* Your objective: Retype every entry in its entirety, without alteration.

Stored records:
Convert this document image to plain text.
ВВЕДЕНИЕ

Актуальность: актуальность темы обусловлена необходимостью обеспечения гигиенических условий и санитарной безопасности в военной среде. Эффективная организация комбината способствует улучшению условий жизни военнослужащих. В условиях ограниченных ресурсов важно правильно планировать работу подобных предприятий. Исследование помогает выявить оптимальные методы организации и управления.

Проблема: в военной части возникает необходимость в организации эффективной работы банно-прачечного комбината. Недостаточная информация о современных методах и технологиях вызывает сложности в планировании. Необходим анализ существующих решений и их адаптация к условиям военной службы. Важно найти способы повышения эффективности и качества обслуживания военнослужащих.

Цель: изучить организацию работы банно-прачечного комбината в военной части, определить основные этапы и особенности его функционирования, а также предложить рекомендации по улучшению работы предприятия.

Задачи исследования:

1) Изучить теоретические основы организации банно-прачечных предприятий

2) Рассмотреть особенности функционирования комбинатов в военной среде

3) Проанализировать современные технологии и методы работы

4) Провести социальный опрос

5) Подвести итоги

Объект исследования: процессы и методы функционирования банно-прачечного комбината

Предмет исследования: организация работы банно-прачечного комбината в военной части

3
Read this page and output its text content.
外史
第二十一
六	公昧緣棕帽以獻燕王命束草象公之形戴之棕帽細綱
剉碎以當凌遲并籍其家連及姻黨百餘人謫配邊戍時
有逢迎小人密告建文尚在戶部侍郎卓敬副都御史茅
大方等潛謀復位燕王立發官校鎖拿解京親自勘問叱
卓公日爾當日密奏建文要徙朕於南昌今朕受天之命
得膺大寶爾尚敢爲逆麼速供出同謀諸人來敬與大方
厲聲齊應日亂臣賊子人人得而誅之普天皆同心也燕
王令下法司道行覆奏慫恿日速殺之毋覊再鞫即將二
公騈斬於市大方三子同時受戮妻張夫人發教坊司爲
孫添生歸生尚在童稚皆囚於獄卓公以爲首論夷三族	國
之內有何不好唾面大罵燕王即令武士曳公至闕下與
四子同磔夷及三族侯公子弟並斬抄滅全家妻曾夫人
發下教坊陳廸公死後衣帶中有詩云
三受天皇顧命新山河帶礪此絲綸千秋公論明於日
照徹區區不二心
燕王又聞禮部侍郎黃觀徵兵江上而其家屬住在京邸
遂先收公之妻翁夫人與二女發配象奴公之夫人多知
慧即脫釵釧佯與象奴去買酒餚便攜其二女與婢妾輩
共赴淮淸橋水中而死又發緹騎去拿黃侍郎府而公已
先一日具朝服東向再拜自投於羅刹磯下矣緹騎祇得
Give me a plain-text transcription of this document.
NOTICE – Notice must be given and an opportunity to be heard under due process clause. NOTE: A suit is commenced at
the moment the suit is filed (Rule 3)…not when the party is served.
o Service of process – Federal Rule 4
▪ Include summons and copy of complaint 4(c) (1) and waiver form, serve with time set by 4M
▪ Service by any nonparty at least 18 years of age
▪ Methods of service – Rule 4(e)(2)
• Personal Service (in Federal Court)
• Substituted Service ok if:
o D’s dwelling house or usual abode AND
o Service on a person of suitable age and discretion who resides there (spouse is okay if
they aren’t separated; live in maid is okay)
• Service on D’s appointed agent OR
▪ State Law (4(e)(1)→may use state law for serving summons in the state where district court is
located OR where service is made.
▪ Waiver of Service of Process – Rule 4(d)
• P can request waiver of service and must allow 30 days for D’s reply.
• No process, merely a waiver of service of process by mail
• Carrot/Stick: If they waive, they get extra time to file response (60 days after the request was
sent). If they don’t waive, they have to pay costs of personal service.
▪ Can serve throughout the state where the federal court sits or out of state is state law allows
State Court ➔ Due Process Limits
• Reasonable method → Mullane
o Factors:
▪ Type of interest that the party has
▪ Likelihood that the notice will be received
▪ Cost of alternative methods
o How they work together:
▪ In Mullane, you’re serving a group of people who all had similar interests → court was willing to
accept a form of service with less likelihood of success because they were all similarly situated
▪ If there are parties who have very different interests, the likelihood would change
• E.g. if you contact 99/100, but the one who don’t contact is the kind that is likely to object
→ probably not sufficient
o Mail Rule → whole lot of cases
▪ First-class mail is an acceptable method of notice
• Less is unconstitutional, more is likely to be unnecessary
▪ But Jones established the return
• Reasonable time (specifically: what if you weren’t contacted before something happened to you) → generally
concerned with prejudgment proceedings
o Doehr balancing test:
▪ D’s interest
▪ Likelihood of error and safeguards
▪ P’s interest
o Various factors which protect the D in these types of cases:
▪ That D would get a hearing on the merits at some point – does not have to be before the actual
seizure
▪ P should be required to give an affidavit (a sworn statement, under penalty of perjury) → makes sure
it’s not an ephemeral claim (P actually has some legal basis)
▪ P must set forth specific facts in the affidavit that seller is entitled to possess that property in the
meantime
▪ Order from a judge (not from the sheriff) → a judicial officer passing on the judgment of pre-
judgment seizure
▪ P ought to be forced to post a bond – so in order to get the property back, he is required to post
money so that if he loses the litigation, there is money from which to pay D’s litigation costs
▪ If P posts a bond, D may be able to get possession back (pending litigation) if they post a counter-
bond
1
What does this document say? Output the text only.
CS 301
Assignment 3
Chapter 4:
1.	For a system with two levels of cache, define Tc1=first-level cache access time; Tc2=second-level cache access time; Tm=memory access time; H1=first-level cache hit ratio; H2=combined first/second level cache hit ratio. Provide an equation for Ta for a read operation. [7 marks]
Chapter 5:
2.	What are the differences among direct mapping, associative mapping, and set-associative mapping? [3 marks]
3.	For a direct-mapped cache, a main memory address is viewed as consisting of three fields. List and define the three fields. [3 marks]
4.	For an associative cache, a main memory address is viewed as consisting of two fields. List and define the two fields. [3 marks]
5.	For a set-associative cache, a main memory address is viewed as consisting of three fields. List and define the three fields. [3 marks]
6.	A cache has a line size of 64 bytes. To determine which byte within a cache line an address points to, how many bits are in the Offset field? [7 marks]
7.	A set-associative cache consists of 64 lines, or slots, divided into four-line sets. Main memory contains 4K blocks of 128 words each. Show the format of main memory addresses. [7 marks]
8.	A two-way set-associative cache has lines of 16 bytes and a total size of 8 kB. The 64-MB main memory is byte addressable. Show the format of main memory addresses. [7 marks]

* Solution below:
Convert this document image to plain text.
ВВЕДЕНИЕ

Актуальность: актуальность темы обусловлена необходимостью обеспечения гигиенических условий и санитарной безопасности в военной среде. Эффективная организация комбината способствует улучшению условий жизни военнослужащих. В условиях ограниченных ресурсов важно правильно планировать работу подобных предприятий. Исследование помогает выявить оптимальные методы организации и управления.

Проблема: в военной части возникает необходимость в организации эффективной работы банно-прачечного комбината. Недостаточная информация о современных методах и технологиях вызывает сложности в планировании. Необходим анализ существующих решений и их адаптация к условиям военной службы. Важно найти способы повышения эффективности и качества обслуживания военнослужащих.

Цель: изучить организацию работы банно-прачечного комбината в военной части, определить основные этапы и особенности его функционирования, а также предложить рекомендации по улучшению работы предприятия.

Задачи исследования:

1) Изучить теоретические основы организации банно-прачечных предприятий

2) Рассмотреть особенности функционирования комбинатов в военной среде

3) Проанализировать современные технологии и методы работы

4) Провести социальный опрос

5) Подвести итоги

Объект исследования: процессы и методы функционирования банно-прачечного комбината

Предмет исследования: организация работы банно-прачечного комбината в военной части

3
Read this page and output its text content.
外史
第二十一
六	公昧緣棕帽以獻燕王命束草象公之形戴之棕帽細綱
剉碎以當凌遲并籍其家連及姻黨百餘人謫配邊戍時
有逢迎小人密告建文尚在戶部侍郎卓敬副都御史茅
大方等潛謀復位燕王立發官校鎖拿解京親自勘問叱
卓公日爾當日密奏建文要徙朕於南昌今朕受天之命
得膺大寶爾尚敢爲逆麼速供出同謀諸人來敬與大方
厲聲齊應日亂臣賊子人人得而誅之普天皆同心也燕
王令下法司道行覆奏慫恿日速殺之毋覊再鞫即將二
公騈斬於市大方三子同時受戮妻張夫人發教坊司爲
孫添生歸生尚在童稚皆囚於獄卓公以爲首論夷三族	國
之內有何不好唾面大罵燕王即令武士曳公至闕下與
四子同磔夷及三族侯公子弟並斬抄滅全家妻曾夫人
發下教坊陳廸公死後衣帶中有詩云
三受天皇顧命新山河帶礪此絲綸千秋公論明於日
照徹區區不二心
燕王又聞禮部侍郎黃觀徵兵江上而其家屬住在京邸
遂先收公之妻翁夫人與二女發配象奴公之夫人多知
慧即脫釵釧佯與象奴去買酒餚便攜其二女與婢妾輩
共赴淮淸橋水中而死又發緹騎去拿黃侍郎府而公已
先一日具朝服東向再拜自投於羅刹磯下矣緹騎祇得
Give me a plain-text transcription of this document.
NOTICE – Notice must be given and an opportunity to be heard under due process clause. NOTE: A suit is commenced at
the moment the suit is filed (Rule 3)…not when the party is served.
o Service of process – Federal Rule 4
▪ Include summons and copy of complaint 4(c) (1) and waiver form, serve with time set by 4M
▪ Service by any nonparty at least 18 years of age
▪ Methods of service – Rule 4(e)(2)
• Personal Service (in Federal Court)
• Substituted Service ok if:
o D’s dwelling house or usual abode AND
o Service on a person of suitable age and discretion who resides there (spouse is okay if
they aren’t separated; live in maid is okay)
• Service on D’s appointed agent OR
▪ State Law (4(e)(1)→may use state law for serving summons in the state where district court is
located OR where service is made.
▪ Waiver of Service of Process – Rule 4(d)
• P can request waiver of service and must allow 30 days for D’s reply.
• No process, merely a waiver of service of process by mail
• Carrot/Stick: If they waive, they get extra time to file response (60 days after the request was
sent). If they don’t waive, they have to pay costs of personal service.
▪ Can serve throughout the state where the federal court sits or out of state is state law allows
State Court ➔ Due Process Limits
• Reasonable method → Mullane
o Factors:
▪ Type of interest that the party has
▪ Likelihood that the notice will be received
▪ Cost of alternative methods
o How they work together:
▪ In Mullane, you’re serving a group of people who all had similar interests → court was willing to
accept a form of service with less likelihood of success because they were all similarly situated
▪ If there are parties who have very different interests, the likelihood would change
• E.g. if you contact 99/100, but the one who don’t contact is the kind that is likely to object
→ probably not sufficient
o Mail Rule → whole lot of cases
▪ First-class mail is an acceptable method of notice
• Less is unconstitutional, more is likely to be unnecessary
▪ But Jones established the return
• Reasonable time (specifically: what if you weren’t contacted before something happened to you) → generally
concerned with prejudgment proceedings
o Doehr balancing test:
▪ D’s interest
▪ Likelihood of error and safeguards
▪ P’s interest
o Various factors which protect the D in these types of cases:
▪ That D would get a hearing on the merits at some point – does not have to be before the actual
seizure
▪ P should be required to give an affidavit (a sworn statement, under penalty of perjury) → makes sure
it’s not an ephemeral claim (P actually has some legal basis)
▪ P must set forth specific facts in the affidavit that seller is entitled to possess that property in the
meantime
▪ Order from a judge (not from the sheriff) → a judicial officer passing on the judgment of pre-
judgment seizure
▪ P ought to be forced to post a bond – so in order to get the property back, he is required to post
money so that if he loses the litigation, there is money from which to pay D’s litigation costs
▪ If P posts a bond, D may be able to get possession back (pending litigation) if they post a counter-
bond
1
What does this document say? Output the text only.
CS 301
Assignment 3
Chapter 4:
1.	For a system with two levels of cache, define Tc1=first-level cache access time; Tc2=second-level cache access time; Tm=memory access time; H1=first-level cache hit ratio; H2=combined first/second level cache hit ratio. Provide an equation for Ta for a read operation. [7 marks]
Chapter 5:
2.	What are the differences among direct mapping, associative mapping, and set-associative mapping? [3 marks]
3.	For a direct-mapped cache, a main memory address is viewed as consisting of three fields. List and define the three fields. [3 marks]
4.	For an associative cache, a main memory address is viewed as consisting of two fields. List and define the two fields. [3 marks]
5.	For a set-associative cache, a main memory address is viewed as consisting of three fields. List and define the three fields. [3 marks]
6.	A cache has a line size of 64 bytes. To determine which byte within a cache line an address points to, how many bits are in the Offset field? [7 marks]
7.	A set-associative cache consists of 64 lines, or slots, divided into four-line sets. Main memory contains 4K blocks of 128 words each. Show the format of main memory addresses. [7 marks]
8.	A two-way set-associative cache has lines of 16 bytes and a total size of 8 kB. The 64-MB main memory is byte addressable. Show the format of main memory addresses. [7 marks]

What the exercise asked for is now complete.